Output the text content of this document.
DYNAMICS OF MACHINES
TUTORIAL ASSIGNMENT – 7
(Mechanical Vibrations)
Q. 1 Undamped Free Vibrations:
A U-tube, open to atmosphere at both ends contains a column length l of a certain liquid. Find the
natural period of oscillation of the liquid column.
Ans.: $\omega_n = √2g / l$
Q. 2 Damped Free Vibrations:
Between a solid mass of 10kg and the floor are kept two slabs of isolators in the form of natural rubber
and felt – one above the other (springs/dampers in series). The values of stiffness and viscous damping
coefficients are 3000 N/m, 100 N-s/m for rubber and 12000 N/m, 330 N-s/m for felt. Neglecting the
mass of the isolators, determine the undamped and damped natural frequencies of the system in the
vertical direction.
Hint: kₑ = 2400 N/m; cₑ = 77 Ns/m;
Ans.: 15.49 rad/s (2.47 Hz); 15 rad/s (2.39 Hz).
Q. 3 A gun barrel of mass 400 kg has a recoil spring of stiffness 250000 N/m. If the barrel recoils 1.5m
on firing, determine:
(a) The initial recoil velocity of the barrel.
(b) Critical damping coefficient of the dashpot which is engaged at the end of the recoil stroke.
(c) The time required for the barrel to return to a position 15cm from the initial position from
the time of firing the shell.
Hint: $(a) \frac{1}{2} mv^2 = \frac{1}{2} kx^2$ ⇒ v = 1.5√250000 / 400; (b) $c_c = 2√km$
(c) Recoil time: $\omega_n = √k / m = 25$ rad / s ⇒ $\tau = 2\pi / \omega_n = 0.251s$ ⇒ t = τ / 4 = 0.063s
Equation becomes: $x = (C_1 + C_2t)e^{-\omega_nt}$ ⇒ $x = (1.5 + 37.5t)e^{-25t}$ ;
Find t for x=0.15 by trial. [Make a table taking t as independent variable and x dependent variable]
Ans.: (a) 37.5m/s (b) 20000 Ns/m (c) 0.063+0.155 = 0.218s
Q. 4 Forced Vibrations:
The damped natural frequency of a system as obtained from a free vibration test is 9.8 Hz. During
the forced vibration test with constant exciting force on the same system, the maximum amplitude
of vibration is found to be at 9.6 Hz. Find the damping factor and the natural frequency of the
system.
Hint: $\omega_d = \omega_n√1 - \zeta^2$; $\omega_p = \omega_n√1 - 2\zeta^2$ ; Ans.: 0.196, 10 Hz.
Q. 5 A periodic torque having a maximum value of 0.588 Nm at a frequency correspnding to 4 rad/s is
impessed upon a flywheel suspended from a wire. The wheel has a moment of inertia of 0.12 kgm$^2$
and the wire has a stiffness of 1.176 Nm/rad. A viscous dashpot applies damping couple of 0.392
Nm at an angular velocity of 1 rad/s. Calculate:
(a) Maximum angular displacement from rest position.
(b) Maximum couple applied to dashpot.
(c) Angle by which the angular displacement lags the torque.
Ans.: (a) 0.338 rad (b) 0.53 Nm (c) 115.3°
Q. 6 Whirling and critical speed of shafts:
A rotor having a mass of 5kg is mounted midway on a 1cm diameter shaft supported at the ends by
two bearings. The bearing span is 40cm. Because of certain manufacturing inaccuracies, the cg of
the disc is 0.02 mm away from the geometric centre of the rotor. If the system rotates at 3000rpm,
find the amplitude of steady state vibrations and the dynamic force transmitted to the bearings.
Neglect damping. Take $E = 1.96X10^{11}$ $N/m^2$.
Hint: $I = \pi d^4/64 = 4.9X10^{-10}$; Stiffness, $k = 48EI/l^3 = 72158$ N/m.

___

### Exercise task
In the listing, find all lines with the string "from" and copy them.

### Reply to the exercise
(c) The time required for the barrel to return to a position 15cm from the initial position from
The damped natural frequency of a system as obtained from a free vibration test is 9.8 Hz. During
impessed upon a flywheel suspended from a wire. The wheel has a moment of inertia of 0.12 kgm$^2$
(a) Maximum angular displacement from rest position.
the disc is 0.02 mm away from the geometric centre of the rotor. If the system rotates at 3000rpm,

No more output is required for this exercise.